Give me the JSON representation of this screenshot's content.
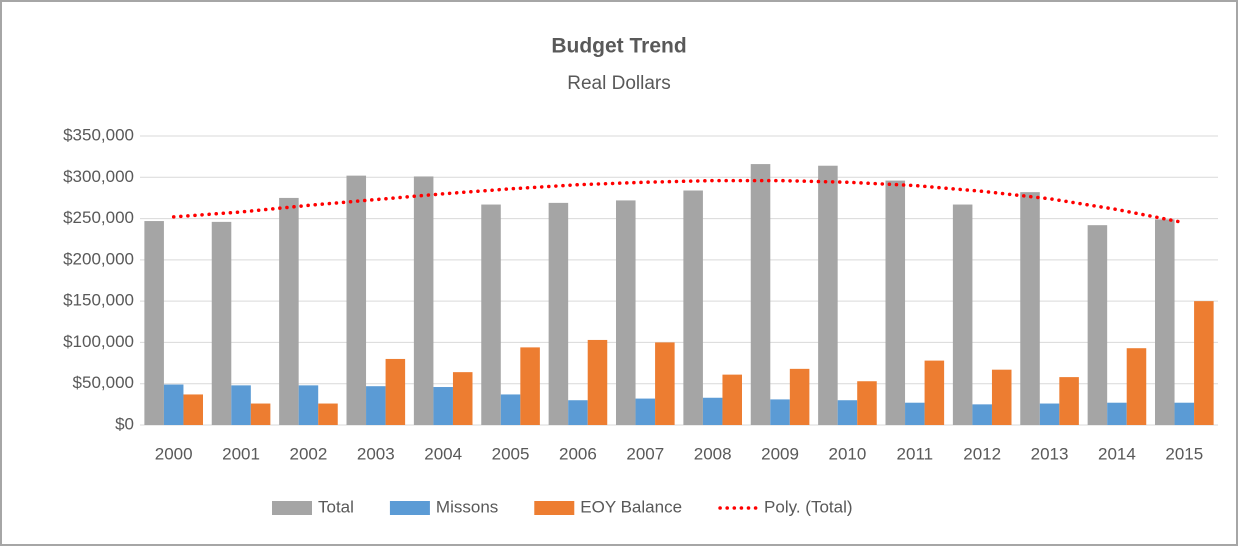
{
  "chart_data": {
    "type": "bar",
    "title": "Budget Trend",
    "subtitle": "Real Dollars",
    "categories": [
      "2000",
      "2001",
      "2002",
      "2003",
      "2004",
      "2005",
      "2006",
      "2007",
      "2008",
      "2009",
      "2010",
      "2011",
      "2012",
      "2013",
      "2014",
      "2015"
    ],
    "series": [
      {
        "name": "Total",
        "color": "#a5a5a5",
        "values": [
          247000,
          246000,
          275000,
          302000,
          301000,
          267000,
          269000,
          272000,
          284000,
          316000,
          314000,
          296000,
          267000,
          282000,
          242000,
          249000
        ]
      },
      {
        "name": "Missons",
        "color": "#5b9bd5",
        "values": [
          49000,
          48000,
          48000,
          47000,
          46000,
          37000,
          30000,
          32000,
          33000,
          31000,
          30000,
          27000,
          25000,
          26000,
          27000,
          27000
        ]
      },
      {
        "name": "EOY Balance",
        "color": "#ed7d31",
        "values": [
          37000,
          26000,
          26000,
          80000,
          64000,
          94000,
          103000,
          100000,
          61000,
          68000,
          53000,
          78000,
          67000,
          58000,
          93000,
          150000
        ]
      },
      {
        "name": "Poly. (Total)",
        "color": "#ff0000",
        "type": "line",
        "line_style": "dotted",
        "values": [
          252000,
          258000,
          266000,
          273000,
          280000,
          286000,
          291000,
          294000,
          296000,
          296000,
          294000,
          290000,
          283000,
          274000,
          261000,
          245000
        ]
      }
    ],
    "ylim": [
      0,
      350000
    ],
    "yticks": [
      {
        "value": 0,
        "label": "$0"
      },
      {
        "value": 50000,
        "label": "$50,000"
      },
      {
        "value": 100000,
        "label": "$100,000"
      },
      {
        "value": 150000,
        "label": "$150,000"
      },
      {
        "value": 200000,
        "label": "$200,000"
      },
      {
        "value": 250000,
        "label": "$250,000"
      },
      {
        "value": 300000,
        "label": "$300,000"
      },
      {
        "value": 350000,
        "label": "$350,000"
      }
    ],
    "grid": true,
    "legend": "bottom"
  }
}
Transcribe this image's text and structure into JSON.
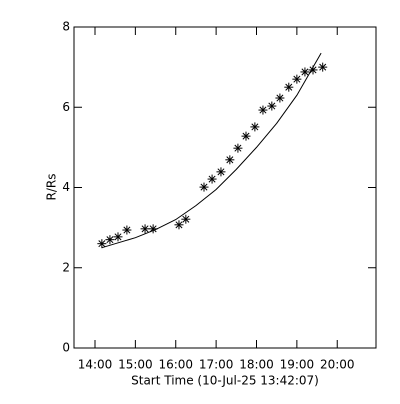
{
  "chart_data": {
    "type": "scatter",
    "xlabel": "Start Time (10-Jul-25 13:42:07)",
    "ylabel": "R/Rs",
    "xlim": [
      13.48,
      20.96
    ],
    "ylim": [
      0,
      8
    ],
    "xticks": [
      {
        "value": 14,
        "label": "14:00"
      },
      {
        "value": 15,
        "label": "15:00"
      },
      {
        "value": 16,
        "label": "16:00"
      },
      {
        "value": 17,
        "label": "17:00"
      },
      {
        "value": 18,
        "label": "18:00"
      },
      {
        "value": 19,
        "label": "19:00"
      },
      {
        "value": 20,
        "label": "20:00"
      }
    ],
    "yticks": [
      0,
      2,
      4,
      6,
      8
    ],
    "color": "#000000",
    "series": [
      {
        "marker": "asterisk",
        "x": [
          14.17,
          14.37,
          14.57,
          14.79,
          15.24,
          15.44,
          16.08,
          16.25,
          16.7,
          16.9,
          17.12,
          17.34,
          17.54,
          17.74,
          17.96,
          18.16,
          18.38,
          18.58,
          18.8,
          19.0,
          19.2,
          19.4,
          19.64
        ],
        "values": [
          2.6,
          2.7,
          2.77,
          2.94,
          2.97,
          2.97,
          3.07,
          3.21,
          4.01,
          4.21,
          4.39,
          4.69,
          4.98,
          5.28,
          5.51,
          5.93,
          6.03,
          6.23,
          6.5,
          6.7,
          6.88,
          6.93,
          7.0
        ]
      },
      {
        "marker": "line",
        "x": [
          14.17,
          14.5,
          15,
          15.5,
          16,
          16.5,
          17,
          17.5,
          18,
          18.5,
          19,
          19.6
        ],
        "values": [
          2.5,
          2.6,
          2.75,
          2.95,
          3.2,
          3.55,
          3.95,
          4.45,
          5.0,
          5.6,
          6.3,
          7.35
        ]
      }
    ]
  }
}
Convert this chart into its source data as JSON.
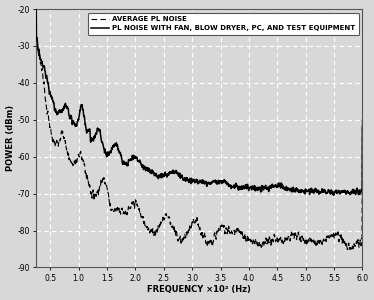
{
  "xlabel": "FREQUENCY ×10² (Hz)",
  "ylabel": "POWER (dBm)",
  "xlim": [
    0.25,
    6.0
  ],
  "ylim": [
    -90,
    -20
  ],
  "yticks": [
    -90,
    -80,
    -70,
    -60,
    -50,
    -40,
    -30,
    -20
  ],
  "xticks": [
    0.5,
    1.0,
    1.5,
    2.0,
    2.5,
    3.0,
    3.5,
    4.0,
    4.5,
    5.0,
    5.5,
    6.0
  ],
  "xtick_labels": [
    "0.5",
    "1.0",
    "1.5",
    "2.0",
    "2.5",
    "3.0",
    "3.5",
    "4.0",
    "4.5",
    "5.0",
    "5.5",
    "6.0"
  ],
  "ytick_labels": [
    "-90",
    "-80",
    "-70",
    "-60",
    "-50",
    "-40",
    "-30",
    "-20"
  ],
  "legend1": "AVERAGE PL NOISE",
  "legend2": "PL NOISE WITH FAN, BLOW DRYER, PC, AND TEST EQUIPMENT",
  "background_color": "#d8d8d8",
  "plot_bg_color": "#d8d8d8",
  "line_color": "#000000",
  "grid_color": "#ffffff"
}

---

Look through the entries above; copy each line where the string "NOISE" appears.

TASK ANSWER ::
  "legend1": "AVERAGE PL NOISE",
  "legend2": "PL NOISE WITH FAN, BLOW DRYER, PC, AND TEST EQUIPMENT",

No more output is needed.